━━━ Available data

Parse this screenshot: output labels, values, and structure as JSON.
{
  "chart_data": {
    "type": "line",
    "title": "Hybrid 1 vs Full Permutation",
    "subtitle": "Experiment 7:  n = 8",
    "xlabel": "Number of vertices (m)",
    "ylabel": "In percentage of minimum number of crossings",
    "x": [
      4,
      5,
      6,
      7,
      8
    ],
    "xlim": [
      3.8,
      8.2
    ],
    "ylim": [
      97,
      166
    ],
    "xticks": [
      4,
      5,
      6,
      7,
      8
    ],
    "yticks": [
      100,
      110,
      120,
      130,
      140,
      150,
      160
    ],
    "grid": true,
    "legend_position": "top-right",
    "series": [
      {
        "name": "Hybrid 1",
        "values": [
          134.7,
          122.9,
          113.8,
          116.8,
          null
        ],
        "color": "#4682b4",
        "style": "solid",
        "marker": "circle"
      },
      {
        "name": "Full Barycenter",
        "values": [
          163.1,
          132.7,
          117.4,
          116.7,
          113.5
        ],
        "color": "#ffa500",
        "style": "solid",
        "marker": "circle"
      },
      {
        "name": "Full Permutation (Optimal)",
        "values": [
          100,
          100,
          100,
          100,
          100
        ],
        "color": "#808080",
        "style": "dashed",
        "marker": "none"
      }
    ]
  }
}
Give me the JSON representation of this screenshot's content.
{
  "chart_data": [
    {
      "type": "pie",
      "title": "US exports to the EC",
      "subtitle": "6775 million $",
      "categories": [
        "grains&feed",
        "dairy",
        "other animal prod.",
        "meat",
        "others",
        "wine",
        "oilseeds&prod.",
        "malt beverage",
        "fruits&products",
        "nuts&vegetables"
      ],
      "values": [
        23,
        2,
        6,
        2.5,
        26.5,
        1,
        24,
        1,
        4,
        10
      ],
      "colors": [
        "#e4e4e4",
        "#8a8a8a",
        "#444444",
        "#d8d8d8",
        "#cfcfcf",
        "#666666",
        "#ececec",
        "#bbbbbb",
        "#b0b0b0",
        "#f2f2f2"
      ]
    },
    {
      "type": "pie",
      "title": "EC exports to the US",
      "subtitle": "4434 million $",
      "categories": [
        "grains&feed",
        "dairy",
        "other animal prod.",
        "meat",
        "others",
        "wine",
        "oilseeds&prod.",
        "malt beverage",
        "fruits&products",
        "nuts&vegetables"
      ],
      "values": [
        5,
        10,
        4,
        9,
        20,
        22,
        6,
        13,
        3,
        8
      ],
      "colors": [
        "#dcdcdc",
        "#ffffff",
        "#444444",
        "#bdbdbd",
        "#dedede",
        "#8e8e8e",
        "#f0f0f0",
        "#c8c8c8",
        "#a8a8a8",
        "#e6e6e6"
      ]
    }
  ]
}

━━━━━━

• [Set problem] Determine how many lines of the listing hold the word "JSON" and reply with that figure alone.

• [Solution for this task] 2